Each entry in the listing below should be restated word for word.

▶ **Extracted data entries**
▼

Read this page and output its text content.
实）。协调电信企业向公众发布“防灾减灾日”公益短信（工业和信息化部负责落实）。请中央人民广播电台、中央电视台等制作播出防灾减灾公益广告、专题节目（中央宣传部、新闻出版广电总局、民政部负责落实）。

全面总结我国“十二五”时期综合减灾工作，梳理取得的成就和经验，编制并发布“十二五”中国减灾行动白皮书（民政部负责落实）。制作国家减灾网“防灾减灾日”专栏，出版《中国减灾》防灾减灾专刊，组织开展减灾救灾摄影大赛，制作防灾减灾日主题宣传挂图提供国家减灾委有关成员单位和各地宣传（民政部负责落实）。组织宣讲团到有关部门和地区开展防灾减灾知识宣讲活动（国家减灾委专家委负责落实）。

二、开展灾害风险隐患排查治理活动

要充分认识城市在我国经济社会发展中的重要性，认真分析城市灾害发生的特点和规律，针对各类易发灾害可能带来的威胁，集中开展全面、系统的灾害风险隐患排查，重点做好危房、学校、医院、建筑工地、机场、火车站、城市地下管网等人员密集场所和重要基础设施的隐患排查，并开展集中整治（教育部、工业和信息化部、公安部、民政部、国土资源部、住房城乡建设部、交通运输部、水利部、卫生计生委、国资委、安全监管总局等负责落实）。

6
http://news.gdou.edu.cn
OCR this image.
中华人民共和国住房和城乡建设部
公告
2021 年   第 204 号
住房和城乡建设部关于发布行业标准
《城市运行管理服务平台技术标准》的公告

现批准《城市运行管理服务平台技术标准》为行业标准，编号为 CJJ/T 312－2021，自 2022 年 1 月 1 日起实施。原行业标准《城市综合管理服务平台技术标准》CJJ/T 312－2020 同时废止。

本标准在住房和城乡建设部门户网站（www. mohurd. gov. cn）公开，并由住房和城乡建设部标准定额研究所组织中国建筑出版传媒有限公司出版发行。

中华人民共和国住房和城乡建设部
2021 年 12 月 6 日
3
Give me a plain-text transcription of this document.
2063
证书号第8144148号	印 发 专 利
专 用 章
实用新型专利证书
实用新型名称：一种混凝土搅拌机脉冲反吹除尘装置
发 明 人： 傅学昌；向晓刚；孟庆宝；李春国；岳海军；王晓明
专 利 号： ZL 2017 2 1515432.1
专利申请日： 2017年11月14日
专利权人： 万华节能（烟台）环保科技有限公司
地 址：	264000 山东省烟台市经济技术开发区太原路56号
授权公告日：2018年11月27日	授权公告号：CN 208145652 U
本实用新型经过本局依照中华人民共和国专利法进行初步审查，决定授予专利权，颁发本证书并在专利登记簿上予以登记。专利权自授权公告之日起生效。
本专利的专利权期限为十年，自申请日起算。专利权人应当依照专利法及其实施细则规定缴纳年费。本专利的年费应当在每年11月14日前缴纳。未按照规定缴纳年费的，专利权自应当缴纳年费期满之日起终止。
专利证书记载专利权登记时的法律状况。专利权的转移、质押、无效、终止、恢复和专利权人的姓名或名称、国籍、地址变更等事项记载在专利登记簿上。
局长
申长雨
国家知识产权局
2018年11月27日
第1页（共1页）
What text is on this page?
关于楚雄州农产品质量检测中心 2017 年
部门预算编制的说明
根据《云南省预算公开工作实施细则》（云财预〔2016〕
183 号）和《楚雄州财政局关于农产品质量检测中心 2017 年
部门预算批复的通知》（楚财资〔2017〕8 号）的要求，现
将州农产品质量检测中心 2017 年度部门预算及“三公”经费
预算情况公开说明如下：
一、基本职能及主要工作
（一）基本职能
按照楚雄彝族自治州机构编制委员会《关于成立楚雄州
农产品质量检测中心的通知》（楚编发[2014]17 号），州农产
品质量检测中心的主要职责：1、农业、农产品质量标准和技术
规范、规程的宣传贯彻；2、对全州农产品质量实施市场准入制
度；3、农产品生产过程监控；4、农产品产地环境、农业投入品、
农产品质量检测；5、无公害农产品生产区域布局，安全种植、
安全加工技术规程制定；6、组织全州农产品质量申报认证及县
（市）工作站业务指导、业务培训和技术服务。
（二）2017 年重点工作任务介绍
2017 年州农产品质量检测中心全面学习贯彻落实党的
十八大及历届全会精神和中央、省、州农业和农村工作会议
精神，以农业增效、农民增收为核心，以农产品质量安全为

▲

▶ **Answer to the task**
Read this page and output its text content.
实）。协调电信企业向公众发布“防灾减灾日”公益短信（工业和信息化部负责落实）。请中央人民广播电台、中央电视台等制作播出防灾减灾公益广告、专题节目（中央宣传部、新闻出版广电总局、民政部负责落实）。

全面总结我国“十二五”时期综合减灾工作，梳理取得的成就和经验，编制并发布“十二五”中国减灾行动白皮书（民政部负责落实）。制作国家减灾网“防灾减灾日”专栏，出版《中国减灾》防灾减灾专刊，组织开展减灾救灾摄影大赛，制作防灾减灾日主题宣传挂图提供国家减灾委有关成员单位和各地宣传（民政部负责落实）。组织宣讲团到有关部门和地区开展防灾减灾知识宣讲活动（国家减灾委专家委负责落实）。

二、开展灾害风险隐患排查治理活动

要充分认识城市在我国经济社会发展中的重要性，认真分析城市灾害发生的特点和规律，针对各类易发灾害可能带来的威胁，集中开展全面、系统的灾害风险隐患排查，重点做好危房、学校、医院、建筑工地、机场、火车站、城市地下管网等人员密集场所和重要基础设施的隐患排查，并开展集中整治（教育部、工业和信息化部、公安部、民政部、国土资源部、住房城乡建设部、交通运输部、水利部、卫生计生委、国资委、安全监管总局等负责落实）。

6
http://news.gdou.edu.cn
OCR this image.
中华人民共和国住房和城乡建设部
公告
2021 年   第 204 号
住房和城乡建设部关于发布行业标准
《城市运行管理服务平台技术标准》的公告

现批准《城市运行管理服务平台技术标准》为行业标准，编号为 CJJ/T 312－2021，自 2022 年 1 月 1 日起实施。原行业标准《城市综合管理服务平台技术标准》CJJ/T 312－2020 同时废止。

本标准在住房和城乡建设部门户网站（www. mohurd. gov. cn）公开，并由住房和城乡建设部标准定额研究所组织中国建筑出版传媒有限公司出版发行。

中华人民共和国住房和城乡建设部
2021 年 12 月 6 日
3
Give me a plain-text transcription of this document.
2063
证书号第8144148号	印 发 专 利
专 用 章
实用新型专利证书
实用新型名称：一种混凝土搅拌机脉冲反吹除尘装置
发 明 人： 傅学昌；向晓刚；孟庆宝；李春国；岳海军；王晓明
专 利 号： ZL 2017 2 1515432.1
专利申请日： 2017年11月14日
专利权人： 万华节能（烟台）环保科技有限公司
地 址：	264000 山东省烟台市经济技术开发区太原路56号
授权公告日：2018年11月27日	授权公告号：CN 208145652 U
本实用新型经过本局依照中华人民共和国专利法进行初步审查，决定授予专利权，颁发本证书并在专利登记簿上予以登记。专利权自授权公告之日起生效。
本专利的专利权期限为十年，自申请日起算。专利权人应当依照专利法及其实施细则规定缴纳年费。本专利的年费应当在每年11月14日前缴纳。未按照规定缴纳年费的，专利权自应当缴纳年费期满之日起终止。
专利证书记载专利权登记时的法律状况。专利权的转移、质押、无效、终止、恢复和专利权人的姓名或名称、国籍、地址变更等事项记载在专利登记簿上。
局长
申长雨
国家知识产权局
2018年11月27日
第1页（共1页）
What text is on this page?
关于楚雄州农产品质量检测中心 2017 年
部门预算编制的说明
根据《云南省预算公开工作实施细则》（云财预〔2016〕
183 号）和《楚雄州财政局关于农产品质量检测中心 2017 年
部门预算批复的通知》（楚财资〔2017〕8 号）的要求，现
将州农产品质量检测中心 2017 年度部门预算及“三公”经费
预算情况公开说明如下：
一、基本职能及主要工作
（一）基本职能
按照楚雄彝族自治州机构编制委员会《关于成立楚雄州
农产品质量检测中心的通知》（楚编发[2014]17 号），州农产
品质量检测中心的主要职责：1、农业、农产品质量标准和技术
规范、规程的宣传贯彻；2、对全州农产品质量实施市场准入制
度；3、农产品生产过程监控；4、农产品产地环境、农业投入品、
农产品质量检测；5、无公害农产品生产区域布局，安全种植、
安全加工技术规程制定；6、组织全州农产品质量申报认证及县
（市）工作站业务指导、业务培训和技术服务。
（二）2017 年重点工作任务介绍
2017 年州农产品质量检测中心全面学习贯彻落实党的
十八大及历届全会精神和中央、省、州农业和农村工作会议
精神，以农业增效、农民增收为核心，以农产品质量安全为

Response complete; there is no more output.